Required work ▸ For this exercise, copy out each line of the material below that includes "percent".

Entries supplied ▸
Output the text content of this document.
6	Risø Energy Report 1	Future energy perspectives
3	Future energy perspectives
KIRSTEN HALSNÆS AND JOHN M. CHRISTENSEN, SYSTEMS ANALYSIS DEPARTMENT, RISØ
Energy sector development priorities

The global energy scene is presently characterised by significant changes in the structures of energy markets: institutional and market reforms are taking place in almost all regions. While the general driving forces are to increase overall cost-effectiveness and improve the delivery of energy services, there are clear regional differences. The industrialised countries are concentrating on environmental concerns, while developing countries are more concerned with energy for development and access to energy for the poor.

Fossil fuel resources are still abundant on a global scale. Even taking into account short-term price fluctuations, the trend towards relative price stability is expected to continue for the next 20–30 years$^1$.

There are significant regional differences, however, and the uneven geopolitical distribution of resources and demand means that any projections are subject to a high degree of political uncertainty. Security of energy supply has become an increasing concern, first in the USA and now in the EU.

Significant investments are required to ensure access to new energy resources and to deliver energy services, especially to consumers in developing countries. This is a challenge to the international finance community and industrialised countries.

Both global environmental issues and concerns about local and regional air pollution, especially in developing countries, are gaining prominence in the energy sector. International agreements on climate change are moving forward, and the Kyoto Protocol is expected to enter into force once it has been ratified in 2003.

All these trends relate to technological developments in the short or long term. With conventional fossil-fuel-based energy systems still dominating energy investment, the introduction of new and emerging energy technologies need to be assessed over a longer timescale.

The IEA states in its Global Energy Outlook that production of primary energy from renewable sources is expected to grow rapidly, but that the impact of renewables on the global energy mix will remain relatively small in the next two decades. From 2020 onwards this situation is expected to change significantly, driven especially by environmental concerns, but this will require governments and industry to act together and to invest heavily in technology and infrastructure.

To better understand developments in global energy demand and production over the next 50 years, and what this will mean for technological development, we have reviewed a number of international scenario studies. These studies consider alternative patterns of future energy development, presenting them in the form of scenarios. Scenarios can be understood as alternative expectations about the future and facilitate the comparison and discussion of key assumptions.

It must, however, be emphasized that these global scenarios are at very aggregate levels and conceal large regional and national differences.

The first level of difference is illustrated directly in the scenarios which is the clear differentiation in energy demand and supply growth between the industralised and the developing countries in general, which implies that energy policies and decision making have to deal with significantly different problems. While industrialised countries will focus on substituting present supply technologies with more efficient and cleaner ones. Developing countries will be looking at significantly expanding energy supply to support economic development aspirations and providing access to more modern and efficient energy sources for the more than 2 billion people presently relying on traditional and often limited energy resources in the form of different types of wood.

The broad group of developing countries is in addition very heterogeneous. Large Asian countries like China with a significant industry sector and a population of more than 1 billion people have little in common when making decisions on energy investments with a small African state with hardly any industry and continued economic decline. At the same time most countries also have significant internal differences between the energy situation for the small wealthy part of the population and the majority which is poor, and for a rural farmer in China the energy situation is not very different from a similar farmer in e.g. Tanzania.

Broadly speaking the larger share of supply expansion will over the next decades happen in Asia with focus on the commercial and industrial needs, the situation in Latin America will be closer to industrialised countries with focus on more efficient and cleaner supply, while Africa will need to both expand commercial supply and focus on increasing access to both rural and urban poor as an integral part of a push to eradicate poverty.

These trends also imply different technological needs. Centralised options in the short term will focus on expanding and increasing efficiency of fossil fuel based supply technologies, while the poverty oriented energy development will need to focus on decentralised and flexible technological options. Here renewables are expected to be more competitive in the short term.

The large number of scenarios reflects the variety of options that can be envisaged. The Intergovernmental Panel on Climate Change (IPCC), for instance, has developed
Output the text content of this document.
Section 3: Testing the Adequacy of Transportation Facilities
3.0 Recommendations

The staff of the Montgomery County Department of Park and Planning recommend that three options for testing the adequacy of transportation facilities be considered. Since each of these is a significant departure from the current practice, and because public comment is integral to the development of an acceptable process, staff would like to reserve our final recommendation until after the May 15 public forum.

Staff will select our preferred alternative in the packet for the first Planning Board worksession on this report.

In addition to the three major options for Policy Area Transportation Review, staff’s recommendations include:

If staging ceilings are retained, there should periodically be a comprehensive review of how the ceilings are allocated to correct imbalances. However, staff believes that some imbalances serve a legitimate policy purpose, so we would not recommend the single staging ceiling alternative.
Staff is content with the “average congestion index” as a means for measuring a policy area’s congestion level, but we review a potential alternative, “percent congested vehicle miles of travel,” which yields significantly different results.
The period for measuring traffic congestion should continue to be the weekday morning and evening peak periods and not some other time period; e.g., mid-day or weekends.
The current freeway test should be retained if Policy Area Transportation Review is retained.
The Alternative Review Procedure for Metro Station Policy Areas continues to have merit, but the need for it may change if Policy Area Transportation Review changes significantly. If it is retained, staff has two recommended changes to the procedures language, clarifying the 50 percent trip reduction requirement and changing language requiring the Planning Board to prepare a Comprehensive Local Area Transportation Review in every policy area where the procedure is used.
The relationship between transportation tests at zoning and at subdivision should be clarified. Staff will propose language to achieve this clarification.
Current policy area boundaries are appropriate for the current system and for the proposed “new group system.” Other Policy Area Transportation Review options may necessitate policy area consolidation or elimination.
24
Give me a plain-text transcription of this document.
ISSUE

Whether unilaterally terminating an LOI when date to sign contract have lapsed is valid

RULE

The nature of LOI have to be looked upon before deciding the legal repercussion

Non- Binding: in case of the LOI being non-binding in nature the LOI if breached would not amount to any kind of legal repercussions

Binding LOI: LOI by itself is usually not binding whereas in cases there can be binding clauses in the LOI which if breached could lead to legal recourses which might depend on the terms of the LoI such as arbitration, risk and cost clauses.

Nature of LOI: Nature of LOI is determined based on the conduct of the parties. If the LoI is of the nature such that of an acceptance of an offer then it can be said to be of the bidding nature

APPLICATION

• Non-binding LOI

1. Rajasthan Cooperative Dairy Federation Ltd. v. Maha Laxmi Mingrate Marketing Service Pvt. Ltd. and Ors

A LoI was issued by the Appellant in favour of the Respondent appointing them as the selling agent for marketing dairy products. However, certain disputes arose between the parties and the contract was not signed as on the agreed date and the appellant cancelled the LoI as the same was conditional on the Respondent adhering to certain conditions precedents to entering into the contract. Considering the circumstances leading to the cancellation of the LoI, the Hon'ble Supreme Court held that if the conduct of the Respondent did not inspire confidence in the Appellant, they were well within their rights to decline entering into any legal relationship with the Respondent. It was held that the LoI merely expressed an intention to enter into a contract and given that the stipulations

Expected output ▸
Staff is content with the “average congestion index” as a means for measuring a policy area’s congestion level, but we review a potential alternative, “percent congested vehicle miles of travel,” which yields significantly different results.
The Alternative Review Procedure for Metro Station Policy Areas continues to have merit, but the need for it may change if Policy Area Transportation Review changes significantly. If it is retained, staff has two recommended changes to the procedures language, clarifying the 50 percent trip reduction requirement and changing language requiring the Planning Board to prepare a Comprehensive Local Area Transportation Review in every policy area where the procedure is used.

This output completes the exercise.